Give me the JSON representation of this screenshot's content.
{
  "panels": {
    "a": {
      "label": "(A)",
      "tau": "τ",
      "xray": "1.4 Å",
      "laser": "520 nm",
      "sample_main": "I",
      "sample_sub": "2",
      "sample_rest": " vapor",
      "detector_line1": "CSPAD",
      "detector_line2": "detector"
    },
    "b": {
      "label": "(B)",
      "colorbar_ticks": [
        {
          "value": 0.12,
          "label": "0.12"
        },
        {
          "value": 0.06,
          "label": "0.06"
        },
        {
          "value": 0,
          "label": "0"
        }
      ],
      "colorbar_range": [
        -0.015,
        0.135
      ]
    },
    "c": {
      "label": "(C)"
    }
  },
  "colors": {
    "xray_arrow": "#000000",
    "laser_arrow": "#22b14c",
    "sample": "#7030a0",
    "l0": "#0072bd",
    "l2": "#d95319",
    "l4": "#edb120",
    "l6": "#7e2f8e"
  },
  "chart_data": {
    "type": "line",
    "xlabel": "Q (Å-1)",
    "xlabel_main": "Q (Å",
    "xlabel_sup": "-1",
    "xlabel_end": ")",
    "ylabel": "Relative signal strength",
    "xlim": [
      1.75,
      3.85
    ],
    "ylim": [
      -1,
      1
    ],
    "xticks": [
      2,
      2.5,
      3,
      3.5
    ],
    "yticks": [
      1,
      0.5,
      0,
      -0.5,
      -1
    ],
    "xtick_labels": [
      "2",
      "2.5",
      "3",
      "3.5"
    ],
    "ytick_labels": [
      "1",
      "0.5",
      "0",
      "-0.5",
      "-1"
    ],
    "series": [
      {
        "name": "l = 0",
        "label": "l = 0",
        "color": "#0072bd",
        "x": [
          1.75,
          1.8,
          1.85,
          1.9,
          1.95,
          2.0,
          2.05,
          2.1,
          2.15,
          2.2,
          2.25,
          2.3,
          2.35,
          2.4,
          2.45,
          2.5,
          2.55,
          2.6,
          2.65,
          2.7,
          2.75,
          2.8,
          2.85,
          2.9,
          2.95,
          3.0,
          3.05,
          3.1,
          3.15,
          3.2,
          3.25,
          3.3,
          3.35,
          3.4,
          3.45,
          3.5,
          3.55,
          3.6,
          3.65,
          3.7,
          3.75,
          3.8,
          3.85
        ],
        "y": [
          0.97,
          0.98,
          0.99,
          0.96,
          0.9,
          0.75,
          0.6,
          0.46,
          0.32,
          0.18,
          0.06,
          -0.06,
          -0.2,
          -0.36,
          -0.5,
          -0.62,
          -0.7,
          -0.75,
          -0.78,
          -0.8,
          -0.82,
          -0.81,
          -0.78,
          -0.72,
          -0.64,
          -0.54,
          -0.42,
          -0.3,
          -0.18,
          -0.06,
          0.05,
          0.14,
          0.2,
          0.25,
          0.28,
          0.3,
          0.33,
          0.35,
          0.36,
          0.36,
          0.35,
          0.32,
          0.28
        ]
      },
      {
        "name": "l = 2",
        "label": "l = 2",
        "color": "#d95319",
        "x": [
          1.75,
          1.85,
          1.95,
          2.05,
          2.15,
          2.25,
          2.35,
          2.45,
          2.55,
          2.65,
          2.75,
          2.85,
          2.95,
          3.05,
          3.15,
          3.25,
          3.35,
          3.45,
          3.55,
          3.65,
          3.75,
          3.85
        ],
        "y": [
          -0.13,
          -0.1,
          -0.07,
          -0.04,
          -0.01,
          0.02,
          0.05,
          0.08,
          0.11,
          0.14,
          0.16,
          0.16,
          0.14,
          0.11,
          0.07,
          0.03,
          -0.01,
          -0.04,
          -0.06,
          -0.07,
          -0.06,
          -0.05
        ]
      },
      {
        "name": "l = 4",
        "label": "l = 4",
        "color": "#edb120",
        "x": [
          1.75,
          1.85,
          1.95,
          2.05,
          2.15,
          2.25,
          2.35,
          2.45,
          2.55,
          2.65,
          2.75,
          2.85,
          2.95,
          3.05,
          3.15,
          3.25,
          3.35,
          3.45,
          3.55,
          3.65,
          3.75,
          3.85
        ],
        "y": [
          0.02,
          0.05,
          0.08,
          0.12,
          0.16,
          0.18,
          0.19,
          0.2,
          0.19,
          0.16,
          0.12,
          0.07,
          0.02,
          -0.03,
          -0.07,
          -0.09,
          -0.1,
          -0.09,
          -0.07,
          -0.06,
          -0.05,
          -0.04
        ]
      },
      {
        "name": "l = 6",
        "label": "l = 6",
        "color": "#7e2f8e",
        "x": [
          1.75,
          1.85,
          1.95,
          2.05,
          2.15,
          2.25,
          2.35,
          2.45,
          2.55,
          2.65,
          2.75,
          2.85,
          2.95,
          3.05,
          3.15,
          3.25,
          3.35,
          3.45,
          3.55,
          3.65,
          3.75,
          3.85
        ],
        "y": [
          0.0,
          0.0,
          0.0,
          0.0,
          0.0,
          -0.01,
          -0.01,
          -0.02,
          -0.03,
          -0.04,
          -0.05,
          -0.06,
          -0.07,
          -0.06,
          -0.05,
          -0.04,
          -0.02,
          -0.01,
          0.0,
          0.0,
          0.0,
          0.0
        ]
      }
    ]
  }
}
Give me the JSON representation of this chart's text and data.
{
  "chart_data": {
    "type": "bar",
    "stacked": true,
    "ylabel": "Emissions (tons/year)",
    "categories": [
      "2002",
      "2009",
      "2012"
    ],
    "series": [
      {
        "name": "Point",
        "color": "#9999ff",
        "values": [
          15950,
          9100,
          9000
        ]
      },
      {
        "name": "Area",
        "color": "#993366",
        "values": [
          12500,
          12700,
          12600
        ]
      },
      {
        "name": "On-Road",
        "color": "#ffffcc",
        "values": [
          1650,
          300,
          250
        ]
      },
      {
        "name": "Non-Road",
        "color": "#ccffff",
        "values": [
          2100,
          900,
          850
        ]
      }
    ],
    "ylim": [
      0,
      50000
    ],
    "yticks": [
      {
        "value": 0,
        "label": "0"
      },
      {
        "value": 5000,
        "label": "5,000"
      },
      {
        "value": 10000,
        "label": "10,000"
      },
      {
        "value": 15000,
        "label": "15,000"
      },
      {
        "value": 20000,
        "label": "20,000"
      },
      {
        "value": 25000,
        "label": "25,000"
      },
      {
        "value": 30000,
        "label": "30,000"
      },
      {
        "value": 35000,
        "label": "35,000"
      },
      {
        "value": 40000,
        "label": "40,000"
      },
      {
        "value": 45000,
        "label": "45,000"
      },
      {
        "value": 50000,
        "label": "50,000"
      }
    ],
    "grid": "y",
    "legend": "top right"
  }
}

• **Do this**
Show the lines from the data above that contain the string "Give".

• **Task output**
Give me the JSON representation of this screenshot's content.
Give me the JSON representation of this chart's text and data.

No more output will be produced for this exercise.